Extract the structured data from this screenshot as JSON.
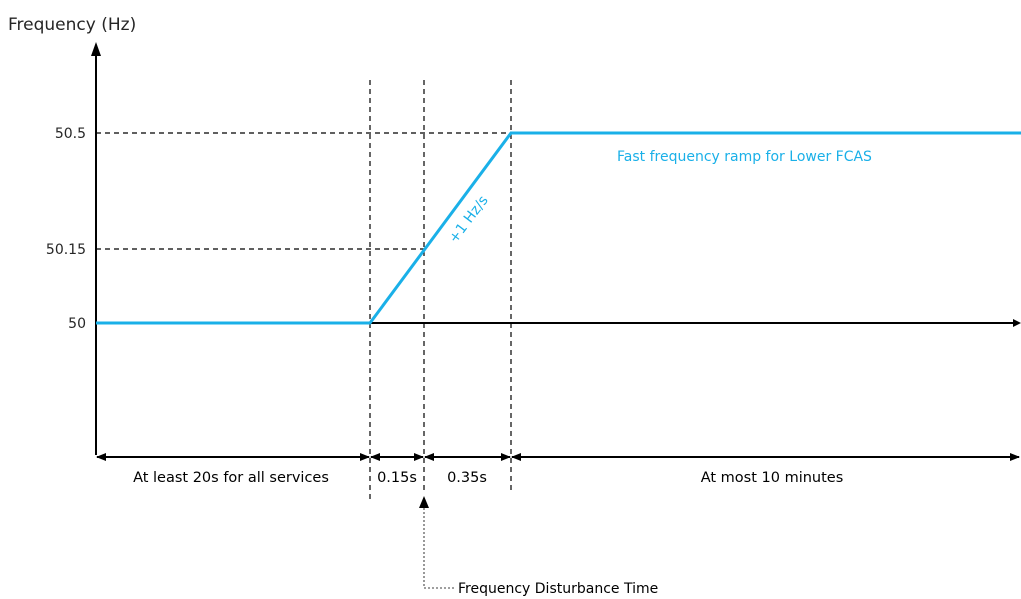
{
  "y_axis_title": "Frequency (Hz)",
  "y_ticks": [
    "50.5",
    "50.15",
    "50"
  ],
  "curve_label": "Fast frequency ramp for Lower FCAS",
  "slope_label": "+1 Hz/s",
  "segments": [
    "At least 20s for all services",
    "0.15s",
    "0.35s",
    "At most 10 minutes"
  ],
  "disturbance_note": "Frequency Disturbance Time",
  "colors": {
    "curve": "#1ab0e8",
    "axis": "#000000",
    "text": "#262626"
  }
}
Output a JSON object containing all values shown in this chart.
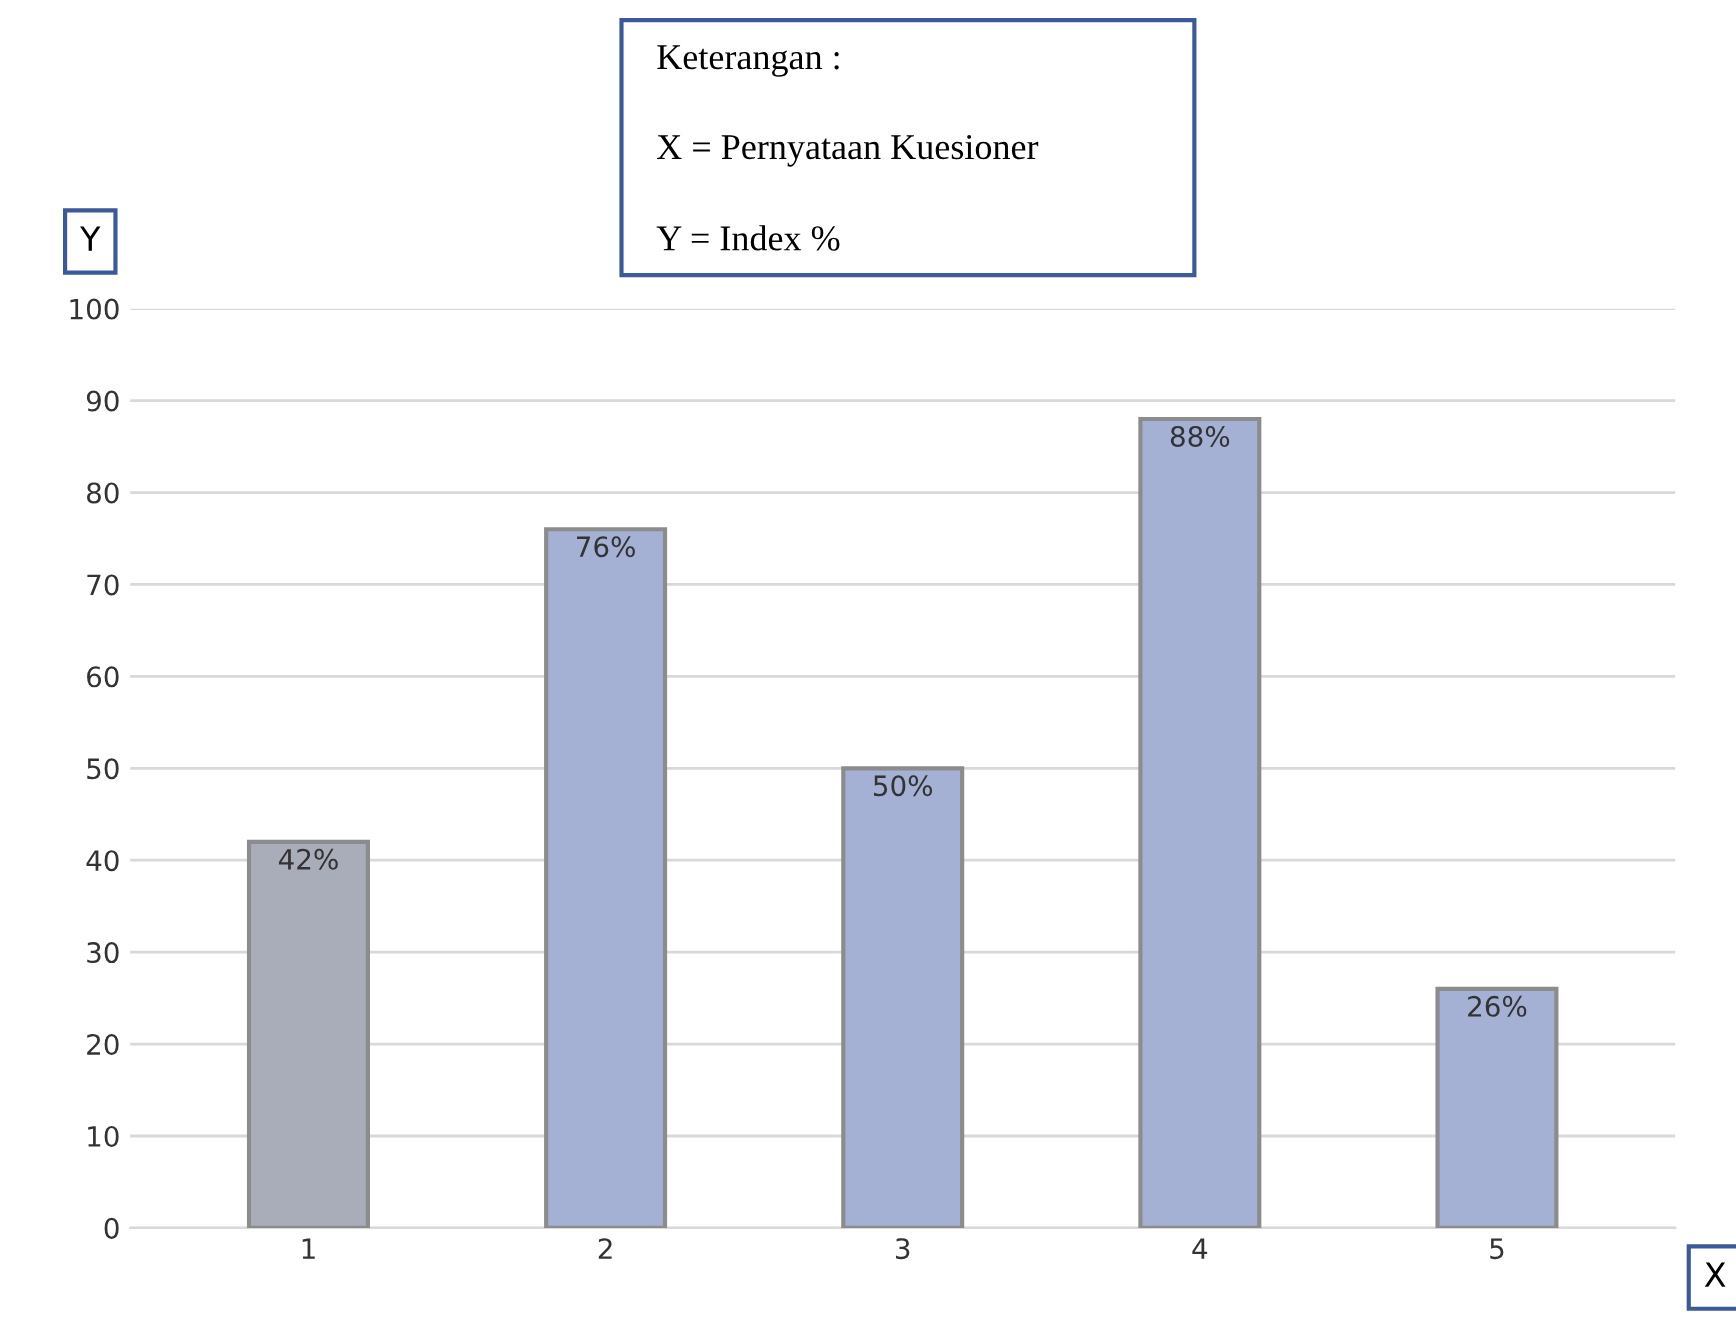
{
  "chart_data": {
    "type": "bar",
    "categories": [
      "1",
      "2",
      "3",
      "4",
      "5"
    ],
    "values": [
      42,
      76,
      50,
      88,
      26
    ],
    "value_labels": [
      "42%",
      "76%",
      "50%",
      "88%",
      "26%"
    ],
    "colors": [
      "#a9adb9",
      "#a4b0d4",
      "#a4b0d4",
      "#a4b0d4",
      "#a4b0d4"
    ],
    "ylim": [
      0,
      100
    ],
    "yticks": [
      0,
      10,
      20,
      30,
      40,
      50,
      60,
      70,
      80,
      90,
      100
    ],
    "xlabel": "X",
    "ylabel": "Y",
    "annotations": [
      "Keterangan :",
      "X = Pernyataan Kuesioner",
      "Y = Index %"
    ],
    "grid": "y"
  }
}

→ Instructions for the task
From the listing, copy every line where the string "values" appears.

→ Response to the exercise
Output a JSON object containing all values shown in this chart.
    "values": [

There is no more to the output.